-- Start of Supplied material --
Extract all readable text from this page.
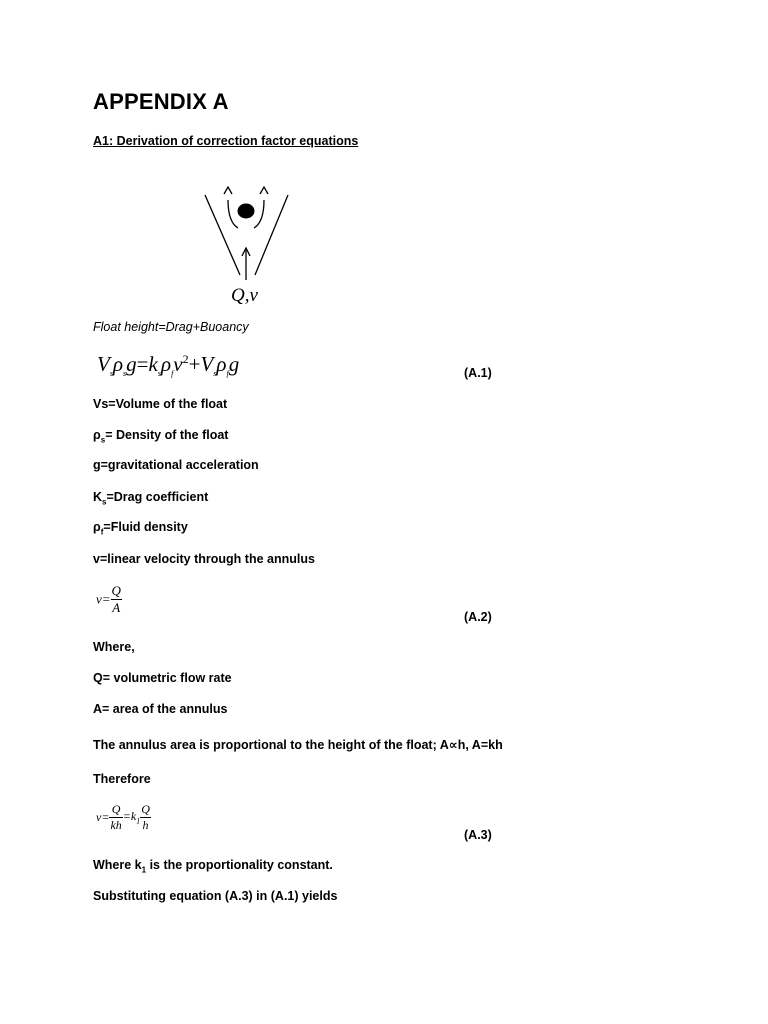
APPENDIX A
A1: Derivation of correction factor equations
Q,v
Float height=Drag+Buoancy
$V_s\rho_sg=k_s\rho_fv^2+V_s\rho_fg$	(A.1)
Vs=Volume of the float
$\rho_s=$ Density of the float
g=gravitational acceleration
$K_s=Drag$ coefficient
$\rho_f=Fluid$ density
v=linear velocity through the annulus
$v= \frac{Q}{A}$
(A.2)
Where,
Q= volumetric flow rate
A= area of the annulus
The annulus area is proportional to the height of the float; A∝h, A=kh
Therefore
$v= \frac{Q}{kh} =k_1 \frac{Q}{h}$
(A.3)
Where $k_1$ is the proportionality constant.
Substituting equation (A.3) in (A.1) yields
-- End of Supplied material --
What is required :: Pictures are excluded; copy all other data exactly as shown.

Result for this task ::
Extract all readable text from this page.
APPENDIX A
A1: Derivation of correction factor equations
Q,v
Float height=Drag+Buoancy
$V_s\rho_sg=k_s\rho_fv^2+V_s\rho_fg$	(A.1)
Vs=Volume of the float
$\rho_s=$ Density of the float
g=gravitational acceleration
$K_s=Drag$ coefficient
$\rho_f=Fluid$ density
v=linear velocity through the annulus
$v= \frac{Q}{A}$
(A.2)
Where,
Q= volumetric flow rate
A= area of the annulus
The annulus area is proportional to the height of the float; A∝h, A=kh
Therefore
$v= \frac{Q}{kh} =k_1 \frac{Q}{h}$
(A.3)
Where $k_1$ is the proportionality constant.
Substituting equation (A.3) in (A.1) yields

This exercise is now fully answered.